(Dataset listings of figures)
• • • • •
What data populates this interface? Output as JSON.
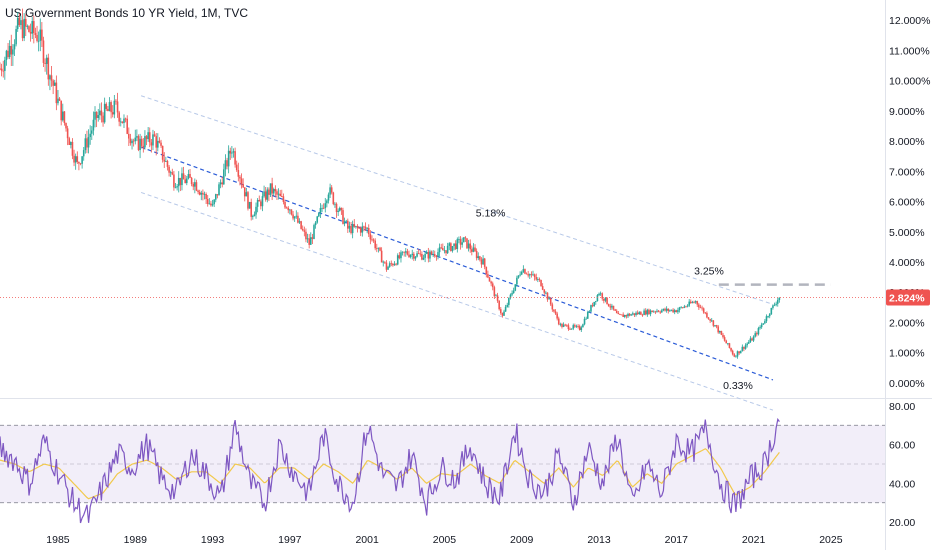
{
  "chart_title": "US Government Bonds 10 YR Yield, 1M, TVC",
  "colors": {
    "up": "#26a69a",
    "down": "#ef5350",
    "trend_mid": "#2a5bd7",
    "trend_outer": "#b8c9e8",
    "rsi_line": "#7e57c2",
    "rsi_ma": "#f2c94c",
    "rsi_band": "#7e57c2",
    "price_line": "#ef5350",
    "price_badge": "#ef5350",
    "resistance": "#b2b5be"
  },
  "chart_data": [
    {
      "type": "candlestick",
      "title": "US Government Bonds 10 YR Yield, 1M, TVC",
      "y_unit": "%",
      "y_ticks": [
        "12.000%",
        "11.000%",
        "10.000%",
        "9.000%",
        "8.000%",
        "7.000%",
        "6.000%",
        "5.000%",
        "4.000%",
        "3.000%",
        "2.000%",
        "1.000%",
        "0.000%"
      ],
      "y_tick_values": [
        12,
        11,
        10,
        9,
        8,
        7,
        6,
        5,
        4,
        3,
        2,
        1,
        0
      ],
      "ylim": [
        -0.4,
        12.6
      ],
      "x_ticks": [
        "1985",
        "1989",
        "1993",
        "1997",
        "2001",
        "2005",
        "2009",
        "2013",
        "2017",
        "2021",
        "2025"
      ],
      "xlim": [
        1982.0,
        2027.8
      ],
      "yearly_close_approx": {
        "years": [
          1982,
          1983,
          1984,
          1985,
          1986,
          1987,
          1988,
          1989,
          1990,
          1991,
          1992,
          1993,
          1994,
          1995,
          1996,
          1997,
          1998,
          1999,
          2000,
          2001,
          2002,
          2003,
          2004,
          2005,
          2006,
          2007,
          2008,
          2009,
          2010,
          2011,
          2012,
          2013,
          2014,
          2015,
          2016,
          2017,
          2018,
          2019,
          2020,
          2021,
          2022.3
        ],
        "values": [
          10.4,
          11.8,
          11.5,
          9.3,
          7.2,
          8.8,
          9.1,
          7.9,
          8.1,
          6.7,
          6.7,
          5.8,
          7.8,
          5.6,
          6.4,
          5.8,
          4.6,
          6.4,
          5.1,
          5.1,
          3.8,
          4.3,
          4.2,
          4.4,
          4.7,
          4.0,
          2.2,
          3.8,
          3.3,
          1.9,
          1.8,
          3.0,
          2.2,
          2.3,
          2.4,
          2.4,
          2.7,
          1.9,
          0.9,
          1.5,
          2.824
        ]
      },
      "last_price_label": "2.824%",
      "last_price": 2.824,
      "annotations": [
        {
          "text": "5.18%",
          "x": 2007.5,
          "y": 5.18
        },
        {
          "text": "3.25%",
          "x": 2018.8,
          "y": 3.25
        },
        {
          "text": "0.33%",
          "x": 2020.3,
          "y": 0.33
        }
      ],
      "resistance_level": {
        "value": 3.25,
        "x_start": 2019.2,
        "x_end": 2025.0
      },
      "channel": {
        "mid": {
          "x": [
            1989.3,
            2022.0
          ],
          "y": [
            7.8,
            0.1
          ]
        },
        "upper": {
          "x": [
            1989.3,
            2022.0
          ],
          "y": [
            9.5,
            2.6
          ]
        },
        "lower": {
          "x": [
            1989.3,
            2022.0
          ],
          "y": [
            6.3,
            -0.9
          ]
        }
      },
      "grid": false
    },
    {
      "type": "line",
      "title": "RSI",
      "y_ticks": [
        "80.00",
        "60.00",
        "40.00",
        "20.00"
      ],
      "y_tick_values": [
        80,
        60,
        40,
        20
      ],
      "ylim": [
        18,
        82
      ],
      "band": [
        30,
        70
      ],
      "midline": 50,
      "x_ticks": [
        "1985",
        "1989",
        "1993",
        "1997",
        "2001",
        "2005",
        "2009",
        "2013",
        "2017",
        "2021",
        "2025"
      ],
      "series": [
        {
          "values_approx": [
            58,
            52,
            40,
            62,
            45,
            30,
            22,
            38,
            55,
            48,
            60,
            42,
            35,
            55,
            45,
            32,
            70,
            40,
            30,
            60,
            45,
            35,
            65,
            40,
            30,
            70,
            45,
            38,
            55,
            30,
            48,
            42,
            60,
            40,
            32,
            68,
            42,
            35,
            55,
            30,
            58,
            40,
            65,
            28,
            50,
            35,
            62,
            55,
            68,
            40,
            28,
            42,
            50,
            74
          ]
        },
        {
          "values_approx": [
            52,
            50,
            46,
            50,
            48,
            40,
            32,
            35,
            45,
            50,
            52,
            48,
            42,
            46,
            46,
            40,
            50,
            48,
            40,
            48,
            48,
            42,
            50,
            46,
            40,
            52,
            48,
            42,
            48,
            40,
            45,
            44,
            50,
            44,
            40,
            52,
            46,
            40,
            48,
            38,
            48,
            44,
            52,
            38,
            45,
            40,
            50,
            54,
            58,
            48,
            34,
            38,
            46,
            56
          ]
        }
      ]
    }
  ]
}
• • • • •
Leave images out of the retyped records; keep all else exact.

What data populates this interface? Output as JSON.
{
  "chart_title": "US Government Bonds 10 YR Yield, 1M, TVC",
  "colors": {
    "up": "#26a69a",
    "down": "#ef5350",
    "trend_mid": "#2a5bd7",
    "trend_outer": "#b8c9e8",
    "rsi_line": "#7e57c2",
    "rsi_ma": "#f2c94c",
    "rsi_band": "#7e57c2",
    "price_line": "#ef5350",
    "price_badge": "#ef5350",
    "resistance": "#b2b5be"
  },
  "chart_data": [
    {
      "type": "candlestick",
      "title": "US Government Bonds 10 YR Yield, 1M, TVC",
      "y_unit": "%",
      "y_ticks": [
        "12.000%",
        "11.000%",
        "10.000%",
        "9.000%",
        "8.000%",
        "7.000%",
        "6.000%",
        "5.000%",
        "4.000%",
        "3.000%",
        "2.000%",
        "1.000%",
        "0.000%"
      ],
      "y_tick_values": [
        12,
        11,
        10,
        9,
        8,
        7,
        6,
        5,
        4,
        3,
        2,
        1,
        0
      ],
      "ylim": [
        -0.4,
        12.6
      ],
      "x_ticks": [
        "1985",
        "1989",
        "1993",
        "1997",
        "2001",
        "2005",
        "2009",
        "2013",
        "2017",
        "2021",
        "2025"
      ],
      "xlim": [
        1982.0,
        2027.8
      ],
      "yearly_close_approx": {
        "years": [
          1982,
          1983,
          1984,
          1985,
          1986,
          1987,
          1988,
          1989,
          1990,
          1991,
          1992,
          1993,
          1994,
          1995,
          1996,
          1997,
          1998,
          1999,
          2000,
          2001,
          2002,
          2003,
          2004,
          2005,
          2006,
          2007,
          2008,
          2009,
          2010,
          2011,
          2012,
          2013,
          2014,
          2015,
          2016,
          2017,
          2018,
          2019,
          2020,
          2021,
          2022.3
        ],
        "values": [
          10.4,
          11.8,
          11.5,
          9.3,
          7.2,
          8.8,
          9.1,
          7.9,
          8.1,
          6.7,
          6.7,
          5.8,
          7.8,
          5.6,
          6.4,
          5.8,
          4.6,
          6.4,
          5.1,
          5.1,
          3.8,
          4.3,
          4.2,
          4.4,
          4.7,
          4.0,
          2.2,
          3.8,
          3.3,
          1.9,
          1.8,
          3.0,
          2.2,
          2.3,
          2.4,
          2.4,
          2.7,
          1.9,
          0.9,
          1.5,
          2.824
        ]
      },
      "last_price_label": "2.824%",
      "last_price": 2.824,
      "annotations": [
        {
          "text": "5.18%",
          "x": 2007.5,
          "y": 5.18
        },
        {
          "text": "3.25%",
          "x": 2018.8,
          "y": 3.25
        },
        {
          "text": "0.33%",
          "x": 2020.3,
          "y": 0.33
        }
      ],
      "resistance_level": {
        "value": 3.25,
        "x_start": 2019.2,
        "x_end": 2025.0
      },
      "channel": {
        "mid": {
          "x": [
            1989.3,
            2022.0
          ],
          "y": [
            7.8,
            0.1
          ]
        },
        "upper": {
          "x": [
            1989.3,
            2022.0
          ],
          "y": [
            9.5,
            2.6
          ]
        },
        "lower": {
          "x": [
            1989.3,
            2022.0
          ],
          "y": [
            6.3,
            -0.9
          ]
        }
      },
      "grid": false
    },
    {
      "type": "line",
      "title": "RSI",
      "y_ticks": [
        "80.00",
        "60.00",
        "40.00",
        "20.00"
      ],
      "y_tick_values": [
        80,
        60,
        40,
        20
      ],
      "ylim": [
        18,
        82
      ],
      "band": [
        30,
        70
      ],
      "midline": 50,
      "x_ticks": [
        "1985",
        "1989",
        "1993",
        "1997",
        "2001",
        "2005",
        "2009",
        "2013",
        "2017",
        "2021",
        "2025"
      ],
      "series": [
        {
          "values_approx": [
            58,
            52,
            40,
            62,
            45,
            30,
            22,
            38,
            55,
            48,
            60,
            42,
            35,
            55,
            45,
            32,
            70,
            40,
            30,
            60,
            45,
            35,
            65,
            40,
            30,
            70,
            45,
            38,
            55,
            30,
            48,
            42,
            60,
            40,
            32,
            68,
            42,
            35,
            55,
            30,
            58,
            40,
            65,
            28,
            50,
            35,
            62,
            55,
            68,
            40,
            28,
            42,
            50,
            74
          ]
        },
        {
          "values_approx": [
            52,
            50,
            46,
            50,
            48,
            40,
            32,
            35,
            45,
            50,
            52,
            48,
            42,
            46,
            46,
            40,
            50,
            48,
            40,
            48,
            48,
            42,
            50,
            46,
            40,
            52,
            48,
            42,
            48,
            40,
            45,
            44,
            50,
            44,
            40,
            52,
            46,
            40,
            48,
            38,
            48,
            44,
            52,
            38,
            45,
            40,
            50,
            54,
            58,
            48,
            34,
            38,
            46,
            56
          ]
        }
      ]
    }
  ]
}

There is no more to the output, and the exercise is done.